**Fragmento del documento**
+===+

Francisco Capuleto es uno de esos artistas de indudable interés que, habiendo tenido una dilatada carrera artística y a pesar de que ésta se inicia, con los mejores auspicios, a finales de los años cuarenta y se confirma a lo largo de los cincuenta, sufre un silencio expositivo -que no productivo- desde su regreso de tierras americanas en 1965. Sólo muestra parte de esta producción en dos exposiciones en Almería (1975 y 1995) y de manera casi testimonial en algunas colectivas y exposiciones de homenaje, lo que le convierte en un pintor “secreto” dentro del panorama artístico español.
Ha sido durante este largo proceso, silencioso y constante, obstinado y sobre todo lo suficientemente valiente como para plantearse su quehacer, al cabo de los años, siempre como un principio, un recomenzar que da frutos cada vez distintos.

+===+

**Ejercicio breve A**
Transcribe sin cambiar nada las líneas de los registros que van desde la que contiene "bar-bps-2019 bbox=[1455, 335, 1524, 1494]" hasta la que contiene "x-tick-label: 2020 bbox=[1791, 1513, 1873, 1550]", incluidas ambas.

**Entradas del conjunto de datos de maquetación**
+===+

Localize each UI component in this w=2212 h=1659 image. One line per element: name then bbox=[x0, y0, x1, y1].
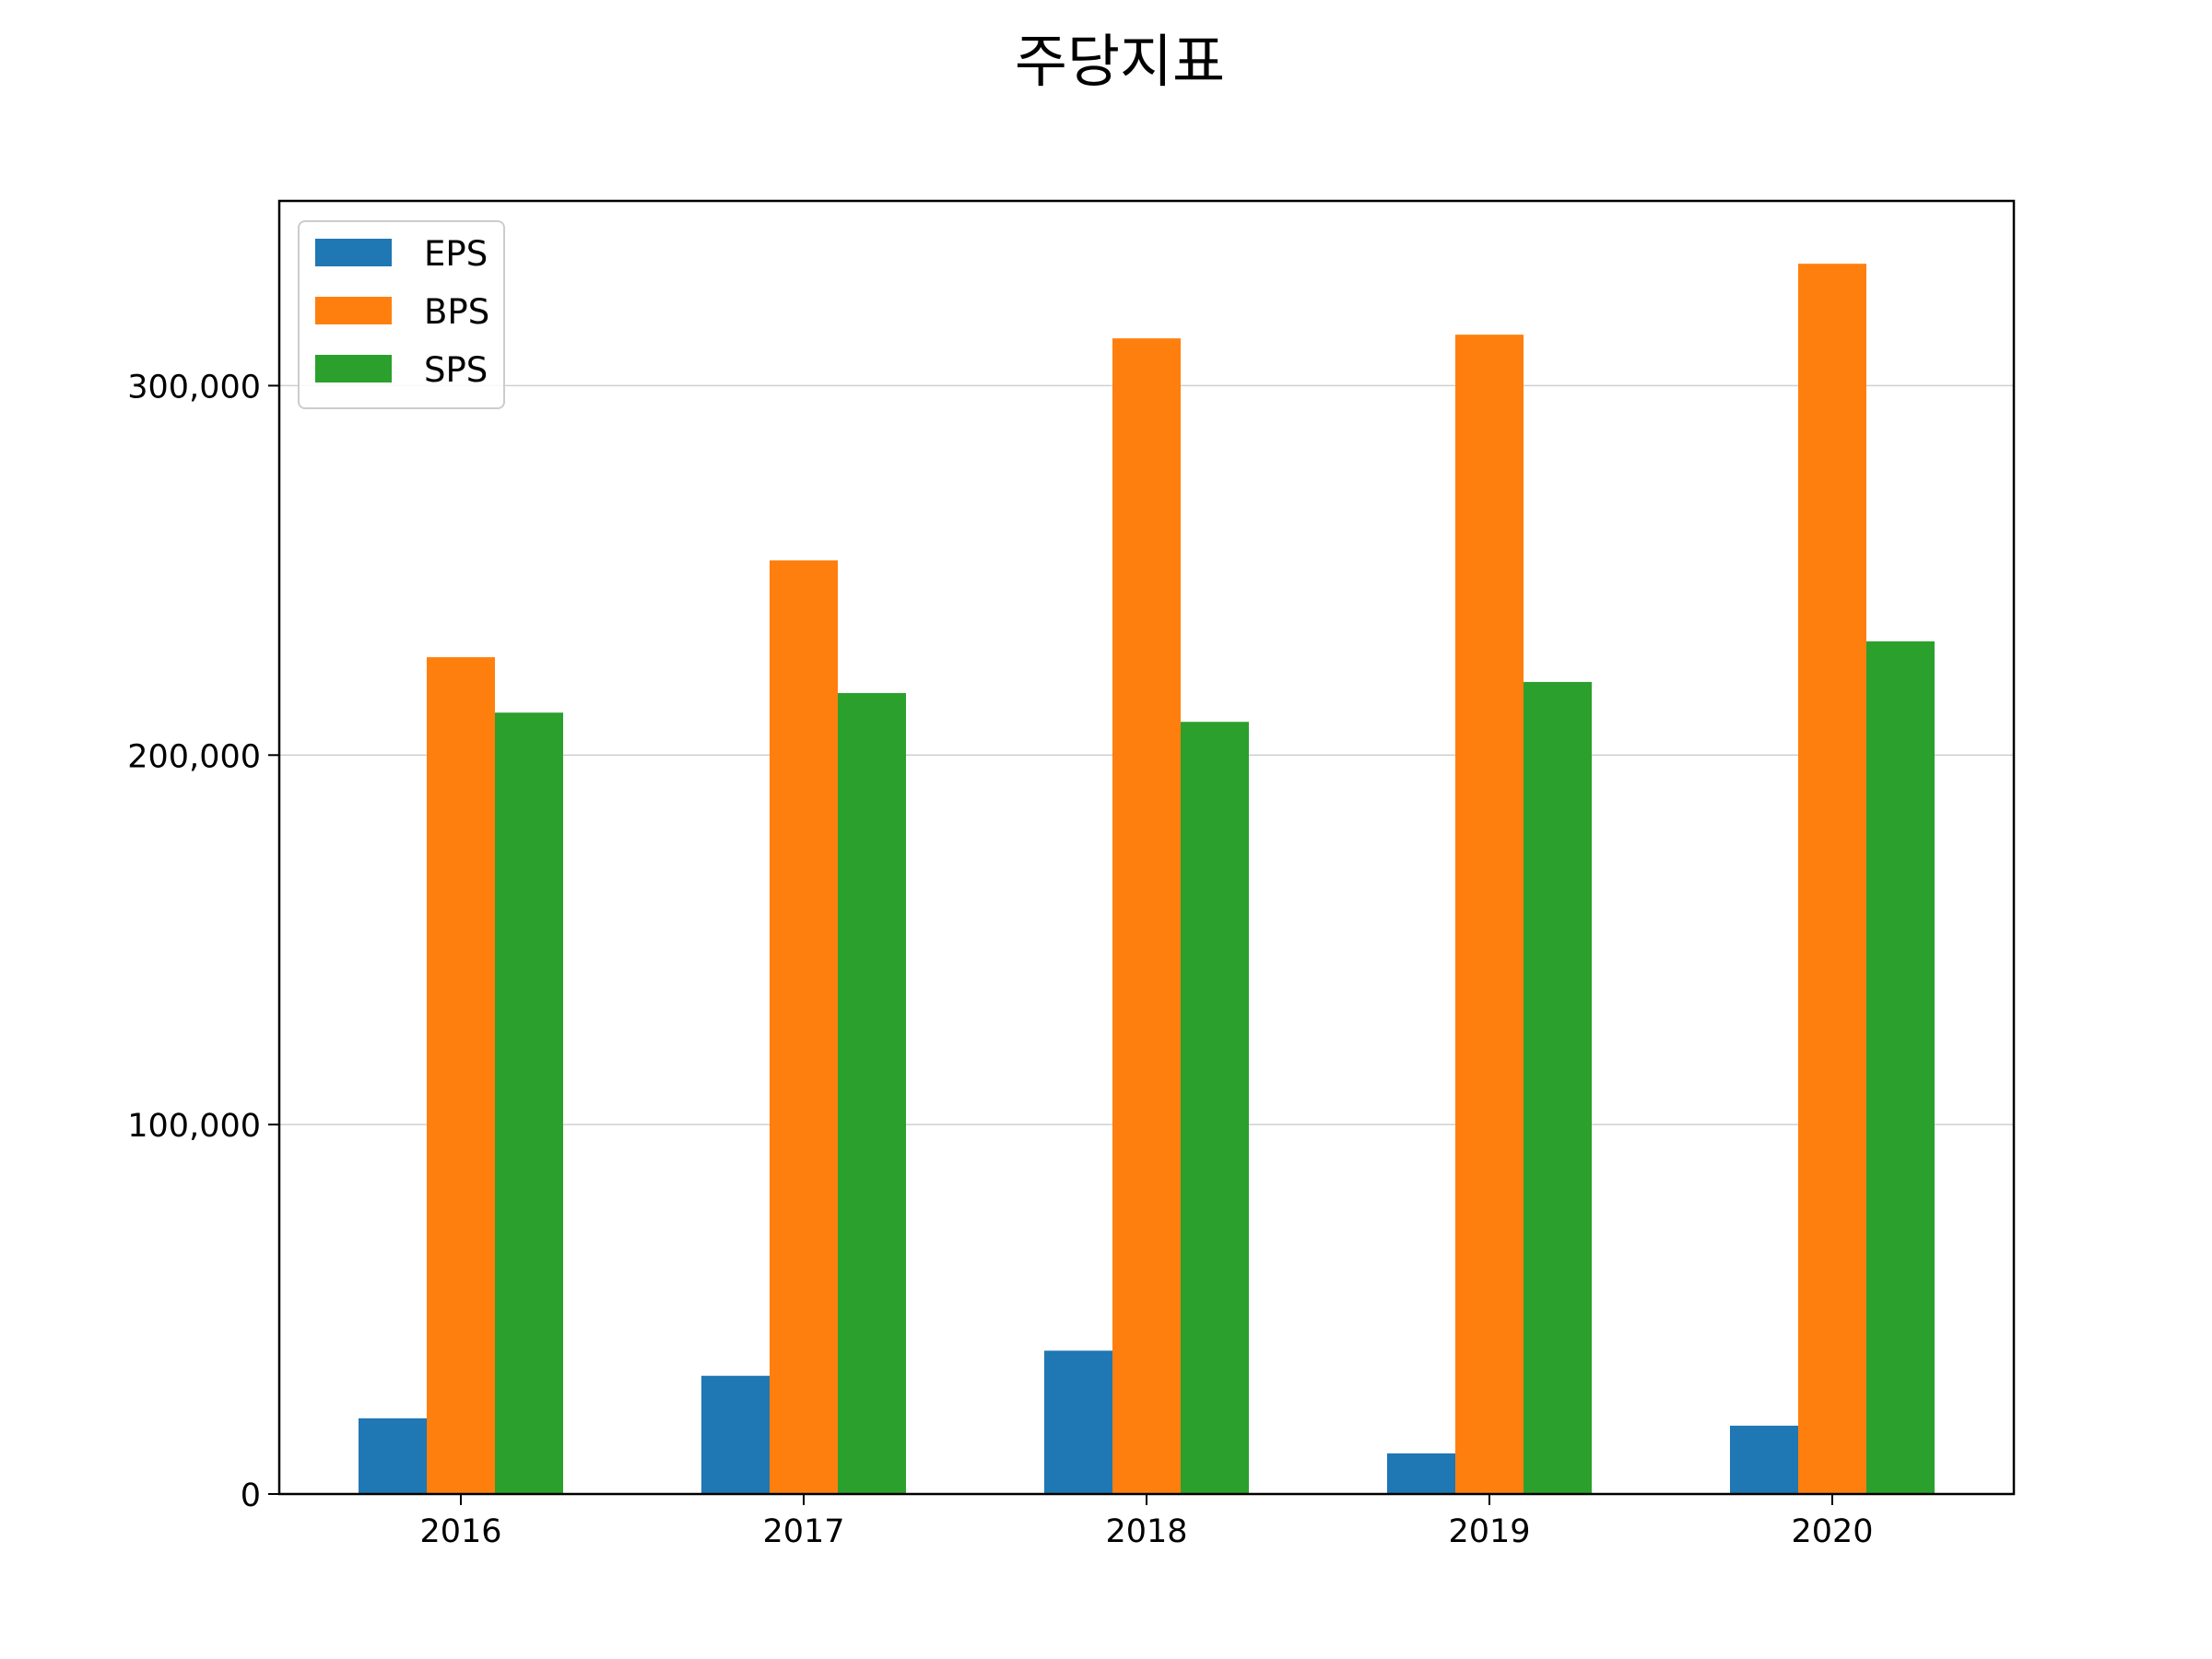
bar-bps-2019 bbox=[1455, 335, 1524, 1494]
bar-bps-2016 bbox=[427, 657, 495, 1494]
y-tick-label: 100,000 bbox=[127, 1108, 261, 1145]
x-tick-label: 2017 bbox=[762, 1513, 844, 1550]
bars bbox=[359, 264, 1935, 1494]
x-tick-label: 2020 bbox=[1791, 1513, 1873, 1550]
bar-sps-2018 bbox=[1181, 722, 1249, 1494]
legend-label: BPS bbox=[424, 292, 489, 332]
x-tick-label: 2019 bbox=[1448, 1513, 1530, 1550]
chart-title: 주당지표 bbox=[1015, 28, 1225, 95]
y-axis: 0 100,000 200,000 300,000 bbox=[127, 369, 279, 1514]
bar-eps-2018 bbox=[1044, 1350, 1112, 1494]
bar-sps-2019 bbox=[1524, 681, 1592, 1494]
y-tick-label: 0 bbox=[241, 1477, 261, 1514]
x-tick-label: 2016 bbox=[419, 1513, 501, 1550]
bar-eps-2020 bbox=[1730, 1425, 1798, 1494]
bar-bps-2018 bbox=[1112, 338, 1181, 1494]
x-axis: 2016 2017 2018 2019 2020 bbox=[419, 1494, 1874, 1550]
bar-sps-2017 bbox=[838, 692, 906, 1494]
bar-sps-2016 bbox=[495, 712, 563, 1494]
legend: EPS BPS SPS bbox=[298, 220, 505, 409]
legend-swatch bbox=[315, 297, 392, 324]
bar-bps-2020 bbox=[1798, 264, 1866, 1494]
legend-label: SPS bbox=[424, 350, 488, 390]
bar-eps-2017 bbox=[701, 1375, 770, 1494]
bar-bps-2017 bbox=[770, 560, 838, 1494]
bar-sps-2020 bbox=[1866, 641, 1935, 1494]
y-tick-label: 300,000 bbox=[127, 369, 261, 406]
bar-eps-2016 bbox=[359, 1418, 427, 1494]
legend-swatch bbox=[315, 355, 392, 382]
legend-label: EPS bbox=[424, 234, 488, 274]
legend-swatch bbox=[315, 239, 392, 266]
bar-eps-2019 bbox=[1387, 1453, 1455, 1494]
x-tick-label: 2018 bbox=[1105, 1513, 1187, 1550]
y-tick-label: 200,000 bbox=[127, 738, 261, 775]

+===+

**Ejercicio breve B**
Del texto sobre Francisco Capuleto, reproduce palabra por palabra todo lo que va desde "Francisco Capuleto es" hasta "panorama artístico español.".

**Respuesta resuelta A**
bar-bps-2019 bbox=[1455, 335, 1524, 1494]
bar-bps-2016 bbox=[427, 657, 495, 1494]
y-tick-label: 100,000 bbox=[127, 1108, 261, 1145]
x-tick-label: 2017 bbox=[762, 1513, 844, 1550]
bars bbox=[359, 264, 1935, 1494]
x-tick-label: 2020 bbox=[1791, 1513, 1873, 1550]

**Respuesta resuelta B**
Francisco Capuleto es uno de esos artistas de indudable interés que, habiendo tenido una dilatada carrera artística y a pesar de que ésta se inicia, con los mejores auspicios, a finales de los años cuarenta y se confirma a lo largo de los cincuenta, sufre un silencio expositivo -que no productivo- desde su regreso de tierras americanas en 1965. Sólo muestra parte de esta producción en dos exposiciones en Almería (1975 y 1995) y de manera casi testimonial en algunas colectivas y exposiciones de homenaje, lo que le convierte en un pintor “secreto” dentro del panorama artístico español.